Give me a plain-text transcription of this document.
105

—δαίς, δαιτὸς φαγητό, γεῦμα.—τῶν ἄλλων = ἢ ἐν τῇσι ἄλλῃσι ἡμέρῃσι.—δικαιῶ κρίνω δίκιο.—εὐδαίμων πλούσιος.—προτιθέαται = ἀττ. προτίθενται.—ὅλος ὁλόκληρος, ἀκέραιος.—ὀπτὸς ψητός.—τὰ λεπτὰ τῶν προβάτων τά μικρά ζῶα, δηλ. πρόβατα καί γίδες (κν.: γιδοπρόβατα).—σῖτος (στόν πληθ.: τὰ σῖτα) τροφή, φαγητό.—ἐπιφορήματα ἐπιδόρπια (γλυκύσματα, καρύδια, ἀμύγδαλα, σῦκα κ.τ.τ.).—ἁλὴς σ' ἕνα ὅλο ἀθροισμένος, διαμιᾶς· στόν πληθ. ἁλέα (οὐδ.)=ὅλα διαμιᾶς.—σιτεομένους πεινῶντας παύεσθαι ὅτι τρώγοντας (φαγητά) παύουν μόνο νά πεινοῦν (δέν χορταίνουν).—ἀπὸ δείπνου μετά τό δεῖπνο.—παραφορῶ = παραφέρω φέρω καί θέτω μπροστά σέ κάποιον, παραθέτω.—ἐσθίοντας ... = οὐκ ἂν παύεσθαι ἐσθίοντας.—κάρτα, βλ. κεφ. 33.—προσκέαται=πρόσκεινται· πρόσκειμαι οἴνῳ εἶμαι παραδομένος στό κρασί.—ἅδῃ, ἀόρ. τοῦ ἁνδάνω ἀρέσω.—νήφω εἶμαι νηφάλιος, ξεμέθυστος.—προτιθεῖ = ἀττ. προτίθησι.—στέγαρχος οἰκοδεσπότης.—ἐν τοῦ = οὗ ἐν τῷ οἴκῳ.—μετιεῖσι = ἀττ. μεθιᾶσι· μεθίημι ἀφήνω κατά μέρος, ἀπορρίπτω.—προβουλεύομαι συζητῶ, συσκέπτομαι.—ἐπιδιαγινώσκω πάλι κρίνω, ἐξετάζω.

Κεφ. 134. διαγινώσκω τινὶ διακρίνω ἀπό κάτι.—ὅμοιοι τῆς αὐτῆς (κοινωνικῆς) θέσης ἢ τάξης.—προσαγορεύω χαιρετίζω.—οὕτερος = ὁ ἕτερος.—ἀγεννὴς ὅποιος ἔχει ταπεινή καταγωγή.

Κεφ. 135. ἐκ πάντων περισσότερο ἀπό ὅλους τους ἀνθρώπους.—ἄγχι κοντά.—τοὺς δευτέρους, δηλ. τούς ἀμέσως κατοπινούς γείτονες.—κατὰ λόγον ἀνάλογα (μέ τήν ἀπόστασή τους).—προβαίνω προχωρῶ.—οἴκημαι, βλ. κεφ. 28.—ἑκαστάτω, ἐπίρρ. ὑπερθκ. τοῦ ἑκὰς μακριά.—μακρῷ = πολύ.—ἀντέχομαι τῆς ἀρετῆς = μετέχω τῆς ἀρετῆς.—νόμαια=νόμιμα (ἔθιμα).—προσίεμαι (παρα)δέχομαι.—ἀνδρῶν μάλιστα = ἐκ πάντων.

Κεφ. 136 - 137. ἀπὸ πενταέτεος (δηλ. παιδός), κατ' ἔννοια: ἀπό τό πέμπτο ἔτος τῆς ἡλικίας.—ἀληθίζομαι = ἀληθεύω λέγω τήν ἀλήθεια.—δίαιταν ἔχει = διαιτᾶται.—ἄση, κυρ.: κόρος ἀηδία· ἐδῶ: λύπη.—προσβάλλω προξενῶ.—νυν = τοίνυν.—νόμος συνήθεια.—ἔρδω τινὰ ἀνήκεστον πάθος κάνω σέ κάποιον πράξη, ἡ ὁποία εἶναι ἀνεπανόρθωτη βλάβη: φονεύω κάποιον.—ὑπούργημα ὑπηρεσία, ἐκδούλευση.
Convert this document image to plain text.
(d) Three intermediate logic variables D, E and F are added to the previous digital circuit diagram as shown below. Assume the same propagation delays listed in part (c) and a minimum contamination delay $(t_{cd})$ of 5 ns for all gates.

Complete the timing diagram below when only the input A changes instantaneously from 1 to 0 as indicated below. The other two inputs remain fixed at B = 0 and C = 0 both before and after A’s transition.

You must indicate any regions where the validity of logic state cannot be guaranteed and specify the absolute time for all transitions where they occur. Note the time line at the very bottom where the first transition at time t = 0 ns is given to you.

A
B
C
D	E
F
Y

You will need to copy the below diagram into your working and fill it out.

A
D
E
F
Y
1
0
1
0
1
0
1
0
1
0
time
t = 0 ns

--- Work instructions ---
Write out every line exactly as it stands.

--- Result of this exercise ---
Give me a plain-text transcription of this document.
105

—δαίς, δαιτὸς φαγητό, γεῦμα.—τῶν ἄλλων = ἢ ἐν τῇσι ἄλλῃσι ἡμέρῃσι.—δικαιῶ κρίνω δίκιο.—εὐδαίμων πλούσιος.—προτιθέαται = ἀττ. προτίθενται.—ὅλος ὁλόκληρος, ἀκέραιος.—ὀπτὸς ψητός.—τὰ λεπτὰ τῶν προβάτων τά μικρά ζῶα, δηλ. πρόβατα καί γίδες (κν.: γιδοπρόβατα).—σῖτος (στόν πληθ.: τὰ σῖτα) τροφή, φαγητό.—ἐπιφορήματα ἐπιδόρπια (γλυκύσματα, καρύδια, ἀμύγδαλα, σῦκα κ.τ.τ.).—ἁλὴς σ' ἕνα ὅλο ἀθροισμένος, διαμιᾶς· στόν πληθ. ἁλέα (οὐδ.)=ὅλα διαμιᾶς.—σιτεομένους πεινῶντας παύεσθαι ὅτι τρώγοντας (φαγητά) παύουν μόνο νά πεινοῦν (δέν χορταίνουν).—ἀπὸ δείπνου μετά τό δεῖπνο.—παραφορῶ = παραφέρω φέρω καί θέτω μπροστά σέ κάποιον, παραθέτω.—ἐσθίοντας ... = οὐκ ἂν παύεσθαι ἐσθίοντας.—κάρτα, βλ. κεφ. 33.—προσκέαται=πρόσκεινται· πρόσκειμαι οἴνῳ εἶμαι παραδομένος στό κρασί.—ἅδῃ, ἀόρ. τοῦ ἁνδάνω ἀρέσω.—νήφω εἶμαι νηφάλιος, ξεμέθυστος.—προτιθεῖ = ἀττ. προτίθησι.—στέγαρχος οἰκοδεσπότης.—ἐν τοῦ = οὗ ἐν τῷ οἴκῳ.—μετιεῖσι = ἀττ. μεθιᾶσι· μεθίημι ἀφήνω κατά μέρος, ἀπορρίπτω.—προβουλεύομαι συζητῶ, συσκέπτομαι.—ἐπιδιαγινώσκω πάλι κρίνω, ἐξετάζω.

Κεφ. 134. διαγινώσκω τινὶ διακρίνω ἀπό κάτι.—ὅμοιοι τῆς αὐτῆς (κοινωνικῆς) θέσης ἢ τάξης.—προσαγορεύω χαιρετίζω.—οὕτερος = ὁ ἕτερος.—ἀγεννὴς ὅποιος ἔχει ταπεινή καταγωγή.

Κεφ. 135. ἐκ πάντων περισσότερο ἀπό ὅλους τους ἀνθρώπους.—ἄγχι κοντά.—τοὺς δευτέρους, δηλ. τούς ἀμέσως κατοπινούς γείτονες.—κατὰ λόγον ἀνάλογα (μέ τήν ἀπόστασή τους).—προβαίνω προχωρῶ.—οἴκημαι, βλ. κεφ. 28.—ἑκαστάτω, ἐπίρρ. ὑπερθκ. τοῦ ἑκὰς μακριά.—μακρῷ = πολύ.—ἀντέχομαι τῆς ἀρετῆς = μετέχω τῆς ἀρετῆς.—νόμαια=νόμιμα (ἔθιμα).—προσίεμαι (παρα)δέχομαι.—ἀνδρῶν μάλιστα = ἐκ πάντων.

Κεφ. 136 - 137. ἀπὸ πενταέτεος (δηλ. παιδός), κατ' ἔννοια: ἀπό τό πέμπτο ἔτος τῆς ἡλικίας.—ἀληθίζομαι = ἀληθεύω λέγω τήν ἀλήθεια.—δίαιταν ἔχει = διαιτᾶται.—ἄση, κυρ.: κόρος ἀηδία· ἐδῶ: λύπη.—προσβάλλω προξενῶ.—νυν = τοίνυν.—νόμος συνήθεια.—ἔρδω τινὰ ἀνήκεστον πάθος κάνω σέ κάποιον πράξη, ἡ ὁποία εἶναι ἀνεπανόρθωτη βλάβη: φονεύω κάποιον.—ὑπούργημα ὑπηρεσία, ἐκδούλευση.
Convert this document image to plain text.
(d) Three intermediate logic variables D, E and F are added to the previous digital circuit diagram as shown below. Assume the same propagation delays listed in part (c) and a minimum contamination delay $(t_{cd})$ of 5 ns for all gates.

Complete the timing diagram below when only the input A changes instantaneously from 1 to 0 as indicated below. The other two inputs remain fixed at B = 0 and C = 0 both before and after A’s transition.

You must indicate any regions where the validity of logic state cannot be guaranteed and specify the absolute time for all transitions where they occur. Note the time line at the very bottom where the first transition at time t = 0 ns is given to you.

A
B
C
D	E
F
Y

You will need to copy the below diagram into your working and fill it out.

A
D
E
F
Y
1
0
1
0
1
0
1
0
1
0
time
t = 0 ns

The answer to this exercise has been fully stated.